• **GOAL**
Produce a word-for-word copy of the listing below without its pictures.
start DATA LISTING
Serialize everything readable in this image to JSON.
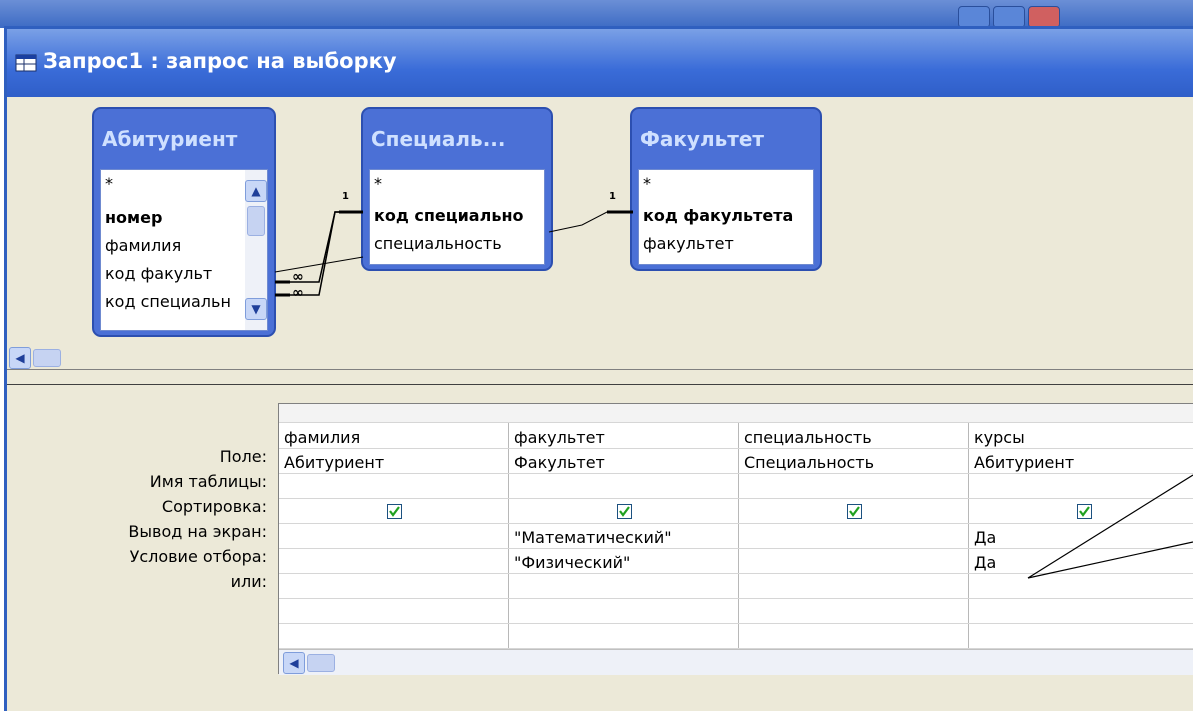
{
  "window": {
    "title": "Запрос1 : запрос на выборку"
  },
  "tables": [
    {
      "title": "Абитуриент",
      "fields": [
        {
          "name": "*",
          "bold": false
        },
        {
          "name": "номер",
          "bold": true
        },
        {
          "name": "фамилия",
          "bold": false
        },
        {
          "name": "код факульт",
          "bold": false
        },
        {
          "name": "код специальн",
          "bold": false
        }
      ]
    },
    {
      "title": "Специаль...",
      "fields": [
        {
          "name": "*",
          "bold": false
        },
        {
          "name": "код специально",
          "bold": true
        },
        {
          "name": "специальность",
          "bold": false
        }
      ]
    },
    {
      "title": "Факультет",
      "fields": [
        {
          "name": "*",
          "bold": false
        },
        {
          "name": "код факультета",
          "bold": true
        },
        {
          "name": "факультет",
          "bold": false
        }
      ]
    }
  ],
  "relations": {
    "one": "1",
    "many": "∞"
  },
  "grid": {
    "row_labels": [
      "Поле:",
      "Имя таблицы:",
      "Сортировка:",
      "Вывод на экран:",
      "Условие отбора:",
      "или:"
    ],
    "columns": [
      {
        "field": "фамилия",
        "table": "Абитуриент",
        "sort": "",
        "show": true,
        "criteria": "",
        "or": ""
      },
      {
        "field": "факультет",
        "table": "Факультет",
        "sort": "",
        "show": true,
        "criteria": "\"Математический\"",
        "or": "\"Физический\""
      },
      {
        "field": "специальность",
        "table": "Специальность",
        "sort": "",
        "show": true,
        "criteria": "",
        "or": ""
      },
      {
        "field": "курсы",
        "table": "Абитуриент",
        "sort": "",
        "show": true,
        "criteria": "Да",
        "or": "Да"
      }
    ]
  },
  "colors": {
    "title_blue": "#3a6cd8",
    "table_blue": "#4b70d6",
    "window_bg": "#ece9d8",
    "check_green": "#21a121"
  }
}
end DATA LISTING
• **RESULT FOR THIS EXERCISE**
Serialize everything readable in this image to JSON.
{
  "window": {
    "title": "Запрос1 : запрос на выборку"
  },
  "tables": [
    {
      "title": "Абитуриент",
      "fields": [
        {
          "name": "*",
          "bold": false
        },
        {
          "name": "номер",
          "bold": true
        },
        {
          "name": "фамилия",
          "bold": false
        },
        {
          "name": "код факульт",
          "bold": false
        },
        {
          "name": "код специальн",
          "bold": false
        }
      ]
    },
    {
      "title": "Специаль...",
      "fields": [
        {
          "name": "*",
          "bold": false
        },
        {
          "name": "код специально",
          "bold": true
        },
        {
          "name": "специальность",
          "bold": false
        }
      ]
    },
    {
      "title": "Факультет",
      "fields": [
        {
          "name": "*",
          "bold": false
        },
        {
          "name": "код факультета",
          "bold": true
        },
        {
          "name": "факультет",
          "bold": false
        }
      ]
    }
  ],
  "relations": {
    "one": "1",
    "many": "∞"
  },
  "grid": {
    "row_labels": [
      "Поле:",
      "Имя таблицы:",
      "Сортировка:",
      "Вывод на экран:",
      "Условие отбора:",
      "или:"
    ],
    "columns": [
      {
        "field": "фамилия",
        "table": "Абитуриент",
        "sort": "",
        "show": true,
        "criteria": "",
        "or": ""
      },
      {
        "field": "факультет",
        "table": "Факультет",
        "sort": "",
        "show": true,
        "criteria": "\"Математический\"",
        "or": "\"Физический\""
      },
      {
        "field": "специальность",
        "table": "Специальность",
        "sort": "",
        "show": true,
        "criteria": "",
        "or": ""
      },
      {
        "field": "курсы",
        "table": "Абитуриент",
        "sort": "",
        "show": true,
        "criteria": "Да",
        "or": "Да"
      }
    ]
  },
  "colors": {
    "title_blue": "#3a6cd8",
    "table_blue": "#4b70d6",
    "window_bg": "#ece9d8",
    "check_green": "#21a121"
  }
}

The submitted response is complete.